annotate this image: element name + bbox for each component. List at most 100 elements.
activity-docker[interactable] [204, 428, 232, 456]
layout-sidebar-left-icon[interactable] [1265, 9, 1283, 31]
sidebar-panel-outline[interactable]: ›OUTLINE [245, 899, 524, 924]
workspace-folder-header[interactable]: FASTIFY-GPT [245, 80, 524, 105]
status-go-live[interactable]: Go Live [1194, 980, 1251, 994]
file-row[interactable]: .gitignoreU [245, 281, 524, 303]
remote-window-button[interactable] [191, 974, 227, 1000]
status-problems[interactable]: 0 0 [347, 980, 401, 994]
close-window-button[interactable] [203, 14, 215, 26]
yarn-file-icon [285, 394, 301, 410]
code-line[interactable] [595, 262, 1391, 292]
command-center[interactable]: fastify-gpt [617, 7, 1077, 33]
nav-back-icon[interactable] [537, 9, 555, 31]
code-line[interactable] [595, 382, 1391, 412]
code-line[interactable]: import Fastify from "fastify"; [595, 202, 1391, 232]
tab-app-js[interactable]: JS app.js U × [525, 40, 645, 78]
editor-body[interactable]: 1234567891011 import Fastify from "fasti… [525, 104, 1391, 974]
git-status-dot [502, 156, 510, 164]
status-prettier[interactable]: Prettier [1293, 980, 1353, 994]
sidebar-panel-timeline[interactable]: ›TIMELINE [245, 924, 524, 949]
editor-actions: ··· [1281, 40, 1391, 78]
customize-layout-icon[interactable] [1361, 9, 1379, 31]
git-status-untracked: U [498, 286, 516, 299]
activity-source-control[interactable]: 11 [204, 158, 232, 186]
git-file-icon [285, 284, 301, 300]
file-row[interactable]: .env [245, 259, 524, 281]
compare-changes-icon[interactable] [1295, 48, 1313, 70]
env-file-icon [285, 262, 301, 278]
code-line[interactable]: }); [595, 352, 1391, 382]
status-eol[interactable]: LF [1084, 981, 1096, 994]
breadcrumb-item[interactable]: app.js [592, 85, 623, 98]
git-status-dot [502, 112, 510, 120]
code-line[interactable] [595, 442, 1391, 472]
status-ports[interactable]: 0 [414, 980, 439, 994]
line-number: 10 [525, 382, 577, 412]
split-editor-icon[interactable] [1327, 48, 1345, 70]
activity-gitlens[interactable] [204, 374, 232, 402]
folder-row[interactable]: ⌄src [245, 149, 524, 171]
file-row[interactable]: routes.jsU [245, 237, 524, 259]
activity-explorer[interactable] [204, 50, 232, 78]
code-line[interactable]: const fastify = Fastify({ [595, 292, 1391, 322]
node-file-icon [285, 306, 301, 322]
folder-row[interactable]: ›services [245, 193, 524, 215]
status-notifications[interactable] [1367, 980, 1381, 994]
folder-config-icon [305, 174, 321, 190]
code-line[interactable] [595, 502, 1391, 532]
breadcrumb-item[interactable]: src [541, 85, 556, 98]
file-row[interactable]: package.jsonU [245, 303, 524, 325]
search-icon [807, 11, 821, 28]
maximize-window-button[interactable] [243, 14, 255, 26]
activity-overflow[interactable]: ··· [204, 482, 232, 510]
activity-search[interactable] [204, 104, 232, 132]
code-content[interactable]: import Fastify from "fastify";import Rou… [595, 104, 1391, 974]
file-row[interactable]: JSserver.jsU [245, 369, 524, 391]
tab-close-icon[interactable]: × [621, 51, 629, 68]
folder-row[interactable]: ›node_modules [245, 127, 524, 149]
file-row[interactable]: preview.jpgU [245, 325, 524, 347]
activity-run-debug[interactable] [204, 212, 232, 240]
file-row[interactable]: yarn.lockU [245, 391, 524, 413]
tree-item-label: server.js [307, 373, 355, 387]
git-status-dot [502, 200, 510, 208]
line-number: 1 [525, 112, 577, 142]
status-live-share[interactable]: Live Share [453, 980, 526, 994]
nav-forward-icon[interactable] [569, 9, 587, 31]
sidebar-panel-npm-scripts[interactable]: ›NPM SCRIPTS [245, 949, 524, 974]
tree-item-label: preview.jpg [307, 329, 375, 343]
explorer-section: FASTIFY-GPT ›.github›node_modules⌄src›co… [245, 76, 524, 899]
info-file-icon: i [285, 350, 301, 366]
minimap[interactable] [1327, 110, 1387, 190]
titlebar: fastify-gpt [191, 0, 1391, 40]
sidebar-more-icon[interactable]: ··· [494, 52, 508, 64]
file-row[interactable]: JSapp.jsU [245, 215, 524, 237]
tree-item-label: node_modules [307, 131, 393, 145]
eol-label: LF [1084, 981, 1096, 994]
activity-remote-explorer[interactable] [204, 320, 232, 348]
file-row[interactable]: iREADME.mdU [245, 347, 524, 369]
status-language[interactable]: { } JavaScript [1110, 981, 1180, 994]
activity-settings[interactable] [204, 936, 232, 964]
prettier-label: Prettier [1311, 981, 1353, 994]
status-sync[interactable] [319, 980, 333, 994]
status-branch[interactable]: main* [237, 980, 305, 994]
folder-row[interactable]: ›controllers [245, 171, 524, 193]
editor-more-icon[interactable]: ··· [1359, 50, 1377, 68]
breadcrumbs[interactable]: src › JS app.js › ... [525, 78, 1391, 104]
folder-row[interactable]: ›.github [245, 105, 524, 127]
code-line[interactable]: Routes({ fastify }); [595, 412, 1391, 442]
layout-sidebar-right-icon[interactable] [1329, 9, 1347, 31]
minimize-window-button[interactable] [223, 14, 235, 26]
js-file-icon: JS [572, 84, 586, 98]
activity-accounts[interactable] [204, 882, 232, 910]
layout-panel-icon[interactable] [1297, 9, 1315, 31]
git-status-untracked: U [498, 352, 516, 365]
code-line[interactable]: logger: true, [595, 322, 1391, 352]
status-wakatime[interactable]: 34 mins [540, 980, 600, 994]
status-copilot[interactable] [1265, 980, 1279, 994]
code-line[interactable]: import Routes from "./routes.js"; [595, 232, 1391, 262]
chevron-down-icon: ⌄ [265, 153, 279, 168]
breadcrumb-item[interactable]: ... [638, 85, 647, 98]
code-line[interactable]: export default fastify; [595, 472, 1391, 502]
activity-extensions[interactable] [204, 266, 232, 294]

================

Copy out the entries word for word, starting with the first line and ending with the line that contains "git-file-icon [285, 284, 301, 300]", both included.

annotate this image: element name + bbox for each component. List at most 100 elements.
activity-docker[interactable] [204, 428, 232, 456]
layout-sidebar-left-icon[interactable] [1265, 9, 1283, 31]
sidebar-panel-outline[interactable]: ›OUTLINE [245, 899, 524, 924]
workspace-folder-header[interactable]: FASTIFY-GPT [245, 80, 524, 105]
status-go-live[interactable]: Go Live [1194, 980, 1251, 994]
file-row[interactable]: .gitignoreU [245, 281, 524, 303]
remote-window-button[interactable] [191, 974, 227, 1000]
status-problems[interactable]: 0 0 [347, 980, 401, 994]
close-window-button[interactable] [203, 14, 215, 26]
yarn-file-icon [285, 394, 301, 410]
code-line[interactable] [595, 262, 1391, 292]
command-center[interactable]: fastify-gpt [617, 7, 1077, 33]
nav-back-icon[interactable] [537, 9, 555, 31]
code-line[interactable] [595, 382, 1391, 412]
code-line[interactable]: import Fastify from "fastify"; [595, 202, 1391, 232]
tab-app-js[interactable]: JS app.js U × [525, 40, 645, 78]
editor-body[interactable]: 1234567891011 import Fastify from "fasti… [525, 104, 1391, 974]
git-status-dot [502, 156, 510, 164]
status-prettier[interactable]: Prettier [1293, 980, 1353, 994]
sidebar-panel-timeline[interactable]: ›TIMELINE [245, 924, 524, 949]
editor-actions: ··· [1281, 40, 1391, 78]
customize-layout-icon[interactable] [1361, 9, 1379, 31]
git-status-untracked: U [498, 286, 516, 299]
activity-source-control[interactable]: 11 [204, 158, 232, 186]
git-file-icon [285, 284, 301, 300]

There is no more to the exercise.